[BEGIN Given entries]
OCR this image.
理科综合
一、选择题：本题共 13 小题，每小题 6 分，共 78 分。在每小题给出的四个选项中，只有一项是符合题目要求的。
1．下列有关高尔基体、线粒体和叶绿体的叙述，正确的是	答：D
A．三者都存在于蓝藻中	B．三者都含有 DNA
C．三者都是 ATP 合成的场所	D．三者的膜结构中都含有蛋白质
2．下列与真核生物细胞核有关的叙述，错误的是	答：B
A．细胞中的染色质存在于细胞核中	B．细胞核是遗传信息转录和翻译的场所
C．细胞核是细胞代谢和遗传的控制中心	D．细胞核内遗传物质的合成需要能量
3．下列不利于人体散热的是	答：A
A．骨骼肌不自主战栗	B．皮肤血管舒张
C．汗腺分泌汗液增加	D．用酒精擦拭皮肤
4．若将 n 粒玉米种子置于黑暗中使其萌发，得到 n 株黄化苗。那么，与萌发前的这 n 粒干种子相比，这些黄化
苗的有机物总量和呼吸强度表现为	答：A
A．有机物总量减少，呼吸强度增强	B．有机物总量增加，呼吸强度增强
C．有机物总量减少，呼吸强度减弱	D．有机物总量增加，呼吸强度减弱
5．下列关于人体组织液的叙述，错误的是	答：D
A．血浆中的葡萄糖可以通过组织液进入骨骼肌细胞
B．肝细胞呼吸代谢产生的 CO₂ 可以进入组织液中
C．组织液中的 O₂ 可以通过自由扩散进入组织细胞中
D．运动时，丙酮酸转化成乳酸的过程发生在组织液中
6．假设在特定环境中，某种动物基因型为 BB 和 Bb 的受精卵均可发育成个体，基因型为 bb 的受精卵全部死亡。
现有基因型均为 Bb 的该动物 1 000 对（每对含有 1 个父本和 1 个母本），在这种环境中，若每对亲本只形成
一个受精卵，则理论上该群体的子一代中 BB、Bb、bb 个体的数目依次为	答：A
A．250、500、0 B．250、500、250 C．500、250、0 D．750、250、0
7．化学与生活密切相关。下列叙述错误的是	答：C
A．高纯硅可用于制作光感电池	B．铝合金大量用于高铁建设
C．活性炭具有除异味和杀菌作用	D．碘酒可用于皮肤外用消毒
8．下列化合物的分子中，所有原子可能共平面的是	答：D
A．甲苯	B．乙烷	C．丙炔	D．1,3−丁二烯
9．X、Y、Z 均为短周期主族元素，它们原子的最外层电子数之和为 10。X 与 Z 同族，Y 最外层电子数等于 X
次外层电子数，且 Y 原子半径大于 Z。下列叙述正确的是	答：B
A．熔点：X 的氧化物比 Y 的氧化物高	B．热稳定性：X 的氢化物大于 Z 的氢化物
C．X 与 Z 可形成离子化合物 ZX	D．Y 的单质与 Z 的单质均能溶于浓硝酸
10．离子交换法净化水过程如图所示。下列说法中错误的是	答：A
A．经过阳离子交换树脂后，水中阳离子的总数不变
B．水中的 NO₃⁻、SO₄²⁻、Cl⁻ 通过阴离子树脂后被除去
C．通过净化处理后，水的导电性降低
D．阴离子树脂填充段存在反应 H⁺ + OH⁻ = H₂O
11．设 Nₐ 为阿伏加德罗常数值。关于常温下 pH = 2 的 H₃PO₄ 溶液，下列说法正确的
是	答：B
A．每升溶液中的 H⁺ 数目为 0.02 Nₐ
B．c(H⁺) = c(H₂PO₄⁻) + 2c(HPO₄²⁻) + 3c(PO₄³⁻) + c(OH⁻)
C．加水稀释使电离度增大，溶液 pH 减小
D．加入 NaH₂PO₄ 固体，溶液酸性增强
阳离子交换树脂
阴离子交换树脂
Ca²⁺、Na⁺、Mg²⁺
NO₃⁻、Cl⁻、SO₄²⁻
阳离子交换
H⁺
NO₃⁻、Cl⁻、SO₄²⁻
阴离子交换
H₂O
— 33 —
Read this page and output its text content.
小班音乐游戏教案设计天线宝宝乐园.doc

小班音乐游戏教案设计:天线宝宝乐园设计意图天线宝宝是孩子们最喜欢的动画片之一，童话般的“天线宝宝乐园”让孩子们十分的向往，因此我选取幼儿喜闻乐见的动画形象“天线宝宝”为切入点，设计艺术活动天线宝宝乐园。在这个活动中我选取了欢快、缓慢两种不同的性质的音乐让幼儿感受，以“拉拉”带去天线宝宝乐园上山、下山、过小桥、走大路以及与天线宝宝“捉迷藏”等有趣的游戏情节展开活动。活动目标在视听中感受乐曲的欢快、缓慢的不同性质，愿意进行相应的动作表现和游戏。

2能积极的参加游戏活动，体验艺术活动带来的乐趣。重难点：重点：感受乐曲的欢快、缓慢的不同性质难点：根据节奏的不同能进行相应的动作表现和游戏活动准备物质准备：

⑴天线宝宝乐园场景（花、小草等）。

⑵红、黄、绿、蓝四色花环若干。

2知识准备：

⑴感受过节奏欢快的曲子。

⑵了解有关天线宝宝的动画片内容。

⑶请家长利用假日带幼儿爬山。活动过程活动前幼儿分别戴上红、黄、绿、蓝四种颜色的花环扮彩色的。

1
[END Given entries]
● What is required:
Pick out each line above that includes "有机物总量减少" and show it.

● Response to the task:
A．有机物总量减少，呼吸强度增强	B．有机物总量增加，呼吸强度增强
C．有机物总量减少，呼吸强度减弱	D．有机物总量增加，呼吸强度减弱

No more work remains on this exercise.